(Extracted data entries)
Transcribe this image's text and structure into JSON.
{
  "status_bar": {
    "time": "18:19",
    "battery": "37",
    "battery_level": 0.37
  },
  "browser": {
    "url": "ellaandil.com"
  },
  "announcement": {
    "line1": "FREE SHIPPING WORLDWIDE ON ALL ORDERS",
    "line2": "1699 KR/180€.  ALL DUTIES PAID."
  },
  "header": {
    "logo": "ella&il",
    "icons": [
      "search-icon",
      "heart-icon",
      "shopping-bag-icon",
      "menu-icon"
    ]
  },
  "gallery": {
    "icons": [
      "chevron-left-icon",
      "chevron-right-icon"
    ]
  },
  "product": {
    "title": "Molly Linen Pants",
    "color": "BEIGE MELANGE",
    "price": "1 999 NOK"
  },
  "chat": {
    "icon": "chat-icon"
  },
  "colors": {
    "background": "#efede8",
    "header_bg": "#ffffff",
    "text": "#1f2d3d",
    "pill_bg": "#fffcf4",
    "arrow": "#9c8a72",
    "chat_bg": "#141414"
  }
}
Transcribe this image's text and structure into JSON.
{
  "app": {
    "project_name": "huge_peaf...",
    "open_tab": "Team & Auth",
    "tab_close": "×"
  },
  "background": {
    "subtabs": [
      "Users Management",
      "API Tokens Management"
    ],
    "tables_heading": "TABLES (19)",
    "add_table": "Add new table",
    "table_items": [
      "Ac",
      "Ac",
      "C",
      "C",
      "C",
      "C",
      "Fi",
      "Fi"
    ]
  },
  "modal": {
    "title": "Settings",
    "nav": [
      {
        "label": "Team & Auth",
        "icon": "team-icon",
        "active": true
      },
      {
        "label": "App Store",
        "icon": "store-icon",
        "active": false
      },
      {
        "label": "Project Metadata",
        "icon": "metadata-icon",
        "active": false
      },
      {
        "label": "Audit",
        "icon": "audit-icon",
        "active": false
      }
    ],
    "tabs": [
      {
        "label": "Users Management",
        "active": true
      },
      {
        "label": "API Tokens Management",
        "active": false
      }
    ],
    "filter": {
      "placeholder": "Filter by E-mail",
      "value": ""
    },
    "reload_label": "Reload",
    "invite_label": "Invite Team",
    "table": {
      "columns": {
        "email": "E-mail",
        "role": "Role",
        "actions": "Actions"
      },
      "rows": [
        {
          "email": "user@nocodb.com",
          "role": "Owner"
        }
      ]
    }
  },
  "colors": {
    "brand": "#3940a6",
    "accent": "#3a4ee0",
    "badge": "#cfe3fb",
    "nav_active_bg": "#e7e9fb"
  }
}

Do this
Please quote every record above exactly as it appears.

Task answer
Transcribe this image's text and structure into JSON.
{
  "status_bar": {
    "time": "18:19",
    "battery": "37",
    "battery_level": 0.37
  },
  "browser": {
    "url": "ellaandil.com"
  },
  "announcement": {
    "line1": "FREE SHIPPING WORLDWIDE ON ALL ORDERS",
    "line2": "1699 KR/180€.  ALL DUTIES PAID."
  },
  "header": {
    "logo": "ella&il",
    "icons": [
      "search-icon",
      "heart-icon",
      "shopping-bag-icon",
      "menu-icon"
    ]
  },
  "gallery": {
    "icons": [
      "chevron-left-icon",
      "chevron-right-icon"
    ]
  },
  "product": {
    "title": "Molly Linen Pants",
    "color": "BEIGE MELANGE",
    "price": "1 999 NOK"
  },
  "chat": {
    "icon": "chat-icon"
  },
  "colors": {
    "background": "#efede8",
    "header_bg": "#ffffff",
    "text": "#1f2d3d",
    "pill_bg": "#fffcf4",
    "arrow": "#9c8a72",
    "chat_bg": "#141414"
  }
}
Transcribe this image's text and structure into JSON.
{
  "app": {
    "project_name": "huge_peaf...",
    "open_tab": "Team & Auth",
    "tab_close": "×"
  },
  "background": {
    "subtabs": [
      "Users Management",
      "API Tokens Management"
    ],
    "tables_heading": "TABLES (19)",
    "add_table": "Add new table",
    "table_items": [
      "Ac",
      "Ac",
      "C",
      "C",
      "C",
      "C",
      "Fi",
      "Fi"
    ]
  },
  "modal": {
    "title": "Settings",
    "nav": [
      {
        "label": "Team & Auth",
        "icon": "team-icon",
        "active": true
      },
      {
        "label": "App Store",
        "icon": "store-icon",
        "active": false
      },
      {
        "label": "Project Metadata",
        "icon": "metadata-icon",
        "active": false
      },
      {
        "label": "Audit",
        "icon": "audit-icon",
        "active": false
      }
    ],
    "tabs": [
      {
        "label": "Users Management",
        "active": true
      },
      {
        "label": "API Tokens Management",
        "active": false
      }
    ],
    "filter": {
      "placeholder": "Filter by E-mail",
      "value": ""
    },
    "reload_label": "Reload",
    "invite_label": "Invite Team",
    "table": {
      "columns": {
        "email": "E-mail",
        "role": "Role",
        "actions": "Actions"
      },
      "rows": [
        {
          "email": "user@nocodb.com",
          "role": "Owner"
        }
      ]
    }
  },
  "colors": {
    "brand": "#3940a6",
    "accent": "#3a4ee0",
    "badge": "#cfe3fb",
    "nav_active_bg": "#e7e9fb"
  }
}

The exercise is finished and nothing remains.